MATERIAL FOR THIS EXERCISE:

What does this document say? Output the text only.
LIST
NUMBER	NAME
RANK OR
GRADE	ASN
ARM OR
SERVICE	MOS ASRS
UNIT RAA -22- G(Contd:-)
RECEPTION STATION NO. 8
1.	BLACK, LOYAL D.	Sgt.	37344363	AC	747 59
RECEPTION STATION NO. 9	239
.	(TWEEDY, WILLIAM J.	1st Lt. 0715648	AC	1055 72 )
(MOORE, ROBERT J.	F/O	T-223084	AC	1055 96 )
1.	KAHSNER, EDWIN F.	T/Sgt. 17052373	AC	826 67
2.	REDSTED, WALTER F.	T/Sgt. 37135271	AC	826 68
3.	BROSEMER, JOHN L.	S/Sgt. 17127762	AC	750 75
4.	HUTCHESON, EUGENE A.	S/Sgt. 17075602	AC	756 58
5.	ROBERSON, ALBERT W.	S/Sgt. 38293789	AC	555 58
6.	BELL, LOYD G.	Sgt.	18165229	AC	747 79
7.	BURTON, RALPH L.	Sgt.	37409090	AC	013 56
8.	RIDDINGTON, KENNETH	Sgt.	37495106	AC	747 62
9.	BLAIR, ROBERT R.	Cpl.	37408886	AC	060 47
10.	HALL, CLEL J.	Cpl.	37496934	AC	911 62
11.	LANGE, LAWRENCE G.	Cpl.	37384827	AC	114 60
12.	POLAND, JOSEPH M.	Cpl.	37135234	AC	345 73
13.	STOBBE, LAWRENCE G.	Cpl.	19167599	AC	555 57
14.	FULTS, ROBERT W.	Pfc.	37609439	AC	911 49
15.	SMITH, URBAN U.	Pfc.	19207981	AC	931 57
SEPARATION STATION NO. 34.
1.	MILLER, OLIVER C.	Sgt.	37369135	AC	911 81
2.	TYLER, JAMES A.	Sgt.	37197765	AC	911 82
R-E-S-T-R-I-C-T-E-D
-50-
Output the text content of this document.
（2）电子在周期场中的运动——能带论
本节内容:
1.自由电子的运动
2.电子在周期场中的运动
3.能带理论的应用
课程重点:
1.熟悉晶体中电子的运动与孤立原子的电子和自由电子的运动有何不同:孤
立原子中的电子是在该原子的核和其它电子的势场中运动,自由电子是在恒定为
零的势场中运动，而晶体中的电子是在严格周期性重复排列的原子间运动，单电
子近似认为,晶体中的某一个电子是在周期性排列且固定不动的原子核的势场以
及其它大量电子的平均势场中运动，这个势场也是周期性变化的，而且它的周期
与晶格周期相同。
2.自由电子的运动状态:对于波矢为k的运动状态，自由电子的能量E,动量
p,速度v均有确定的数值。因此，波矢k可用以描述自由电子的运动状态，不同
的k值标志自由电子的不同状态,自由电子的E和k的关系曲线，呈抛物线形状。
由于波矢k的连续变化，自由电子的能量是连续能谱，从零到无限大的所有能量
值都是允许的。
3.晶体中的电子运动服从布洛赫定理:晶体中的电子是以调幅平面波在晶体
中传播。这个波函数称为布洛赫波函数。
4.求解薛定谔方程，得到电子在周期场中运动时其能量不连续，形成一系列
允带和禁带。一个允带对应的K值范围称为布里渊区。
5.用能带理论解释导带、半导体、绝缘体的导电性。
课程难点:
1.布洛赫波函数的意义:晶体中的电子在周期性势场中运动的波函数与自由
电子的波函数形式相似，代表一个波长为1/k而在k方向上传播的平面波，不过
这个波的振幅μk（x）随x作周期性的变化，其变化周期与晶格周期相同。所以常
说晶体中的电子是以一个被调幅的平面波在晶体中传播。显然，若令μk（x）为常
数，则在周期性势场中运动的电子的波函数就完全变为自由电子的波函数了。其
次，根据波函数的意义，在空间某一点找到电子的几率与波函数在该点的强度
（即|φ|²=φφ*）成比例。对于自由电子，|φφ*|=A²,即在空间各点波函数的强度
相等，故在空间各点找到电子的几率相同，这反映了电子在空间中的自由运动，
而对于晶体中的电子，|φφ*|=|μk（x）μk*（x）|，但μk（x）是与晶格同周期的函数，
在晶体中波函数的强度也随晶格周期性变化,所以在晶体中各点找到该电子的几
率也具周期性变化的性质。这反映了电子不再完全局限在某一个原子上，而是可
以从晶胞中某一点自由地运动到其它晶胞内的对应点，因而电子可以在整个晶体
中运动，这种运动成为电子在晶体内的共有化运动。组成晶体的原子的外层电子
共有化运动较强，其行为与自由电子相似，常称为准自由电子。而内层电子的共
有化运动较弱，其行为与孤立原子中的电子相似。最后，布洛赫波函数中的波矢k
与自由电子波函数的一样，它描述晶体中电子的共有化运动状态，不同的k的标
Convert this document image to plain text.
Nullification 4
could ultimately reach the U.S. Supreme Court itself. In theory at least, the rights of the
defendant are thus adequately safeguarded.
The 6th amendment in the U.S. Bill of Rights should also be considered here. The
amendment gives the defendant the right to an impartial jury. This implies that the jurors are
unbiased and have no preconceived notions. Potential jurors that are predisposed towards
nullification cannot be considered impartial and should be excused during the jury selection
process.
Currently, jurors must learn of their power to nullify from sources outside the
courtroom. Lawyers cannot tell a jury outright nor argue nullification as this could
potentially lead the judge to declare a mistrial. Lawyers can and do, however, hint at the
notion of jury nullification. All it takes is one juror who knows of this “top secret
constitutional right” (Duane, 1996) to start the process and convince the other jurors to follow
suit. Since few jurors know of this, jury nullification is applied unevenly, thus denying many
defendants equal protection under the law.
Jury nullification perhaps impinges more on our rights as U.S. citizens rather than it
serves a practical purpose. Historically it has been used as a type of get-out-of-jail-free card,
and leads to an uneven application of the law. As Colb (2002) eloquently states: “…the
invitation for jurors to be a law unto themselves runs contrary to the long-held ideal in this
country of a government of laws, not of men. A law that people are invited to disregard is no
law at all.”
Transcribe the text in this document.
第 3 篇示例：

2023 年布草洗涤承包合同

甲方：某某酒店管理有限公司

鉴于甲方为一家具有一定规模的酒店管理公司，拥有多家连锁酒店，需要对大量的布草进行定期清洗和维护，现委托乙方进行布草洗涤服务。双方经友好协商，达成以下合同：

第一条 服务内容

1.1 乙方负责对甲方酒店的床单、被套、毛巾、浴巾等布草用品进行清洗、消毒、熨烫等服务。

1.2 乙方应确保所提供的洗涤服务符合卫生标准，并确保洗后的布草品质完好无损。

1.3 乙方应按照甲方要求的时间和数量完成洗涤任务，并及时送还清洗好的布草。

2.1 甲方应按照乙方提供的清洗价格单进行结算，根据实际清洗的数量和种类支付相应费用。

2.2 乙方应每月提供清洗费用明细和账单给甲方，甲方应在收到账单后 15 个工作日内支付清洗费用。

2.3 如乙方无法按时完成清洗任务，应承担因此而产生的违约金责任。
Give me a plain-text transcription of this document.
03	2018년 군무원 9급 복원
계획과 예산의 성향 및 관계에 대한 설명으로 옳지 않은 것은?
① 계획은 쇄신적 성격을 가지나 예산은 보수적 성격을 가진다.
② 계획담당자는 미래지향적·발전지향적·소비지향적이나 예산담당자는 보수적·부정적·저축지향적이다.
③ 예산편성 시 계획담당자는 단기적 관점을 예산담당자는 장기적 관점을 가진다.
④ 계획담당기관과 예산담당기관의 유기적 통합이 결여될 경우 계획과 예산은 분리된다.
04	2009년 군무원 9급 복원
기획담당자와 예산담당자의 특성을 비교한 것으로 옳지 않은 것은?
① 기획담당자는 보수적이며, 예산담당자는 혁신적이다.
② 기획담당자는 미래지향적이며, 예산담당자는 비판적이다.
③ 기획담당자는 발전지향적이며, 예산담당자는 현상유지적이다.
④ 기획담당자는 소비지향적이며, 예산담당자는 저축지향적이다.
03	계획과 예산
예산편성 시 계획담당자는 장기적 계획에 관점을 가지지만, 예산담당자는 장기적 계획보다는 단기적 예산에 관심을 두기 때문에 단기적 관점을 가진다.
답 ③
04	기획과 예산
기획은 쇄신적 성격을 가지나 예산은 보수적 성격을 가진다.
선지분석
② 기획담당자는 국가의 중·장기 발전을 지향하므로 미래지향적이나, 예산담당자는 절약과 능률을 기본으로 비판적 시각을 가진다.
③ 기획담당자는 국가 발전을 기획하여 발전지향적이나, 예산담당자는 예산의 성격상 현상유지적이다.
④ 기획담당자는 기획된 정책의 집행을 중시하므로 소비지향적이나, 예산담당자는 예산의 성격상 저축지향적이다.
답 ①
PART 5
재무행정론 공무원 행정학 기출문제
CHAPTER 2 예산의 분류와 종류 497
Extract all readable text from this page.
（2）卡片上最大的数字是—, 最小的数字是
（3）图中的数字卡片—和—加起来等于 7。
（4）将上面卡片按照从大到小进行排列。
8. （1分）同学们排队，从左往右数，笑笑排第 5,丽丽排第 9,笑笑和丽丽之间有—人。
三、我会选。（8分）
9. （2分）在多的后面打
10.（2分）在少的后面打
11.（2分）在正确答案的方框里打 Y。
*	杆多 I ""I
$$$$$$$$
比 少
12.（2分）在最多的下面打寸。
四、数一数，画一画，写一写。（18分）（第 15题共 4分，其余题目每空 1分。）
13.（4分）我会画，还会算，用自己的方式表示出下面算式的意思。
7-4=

GOAL OF THE EXERCISE: Lines from the one containing "Give me a plain-text" through the final line are to be given again verbatim, with nothing before or after.

OUTPUT BELOW:
Give me a plain-text transcription of this document.
03	2018년 군무원 9급 복원
계획과 예산의 성향 및 관계에 대한 설명으로 옳지 않은 것은?
① 계획은 쇄신적 성격을 가지나 예산은 보수적 성격을 가진다.
② 계획담당자는 미래지향적·발전지향적·소비지향적이나 예산담당자는 보수적·부정적·저축지향적이다.
③ 예산편성 시 계획담당자는 단기적 관점을 예산담당자는 장기적 관점을 가진다.
④ 계획담당기관과 예산담당기관의 유기적 통합이 결여될 경우 계획과 예산은 분리된다.
04	2009년 군무원 9급 복원
기획담당자와 예산담당자의 특성을 비교한 것으로 옳지 않은 것은?
① 기획담당자는 보수적이며, 예산담당자는 혁신적이다.
② 기획담당자는 미래지향적이며, 예산담당자는 비판적이다.
③ 기획담당자는 발전지향적이며, 예산담당자는 현상유지적이다.
④ 기획담당자는 소비지향적이며, 예산담당자는 저축지향적이다.
03	계획과 예산
예산편성 시 계획담당자는 장기적 계획에 관점을 가지지만, 예산담당자는 장기적 계획보다는 단기적 예산에 관심을 두기 때문에 단기적 관점을 가진다.
답 ③
04	기획과 예산
기획은 쇄신적 성격을 가지나 예산은 보수적 성격을 가진다.
선지분석
② 기획담당자는 국가의 중·장기 발전을 지향하므로 미래지향적이나, 예산담당자는 절약과 능률을 기본으로 비판적 시각을 가진다.
③ 기획담당자는 국가 발전을 기획하여 발전지향적이나, 예산담당자는 예산의 성격상 현상유지적이다.
④ 기획담당자는 기획된 정책의 집행을 중시하므로 소비지향적이나, 예산담당자는 예산의 성격상 저축지향적이다.
답 ①
PART 5
재무행정론 공무원 행정학 기출문제
CHAPTER 2 예산의 분류와 종류 497
Extract all readable text from this page.
（2）卡片上最大的数字是—, 最小的数字是
（3）图中的数字卡片—和—加起来等于 7。
（4）将上面卡片按照从大到小进行排列。
8. （1分）同学们排队，从左往右数，笑笑排第 5,丽丽排第 9,笑笑和丽丽之间有—人。
三、我会选。（8分）
9. （2分）在多的后面打
10.（2分）在少的后面打
11.（2分）在正确答案的方框里打 Y。
*	杆多 I ""I
$$$$$$$$
比 少
12.（2分）在最多的下面打寸。
四、数一数，画一画，写一写。（18分）（第 15题共 4分，其余题目每空 1分。）
13.（4分）我会画，还会算，用自己的方式表示出下面算式的意思。
7-4=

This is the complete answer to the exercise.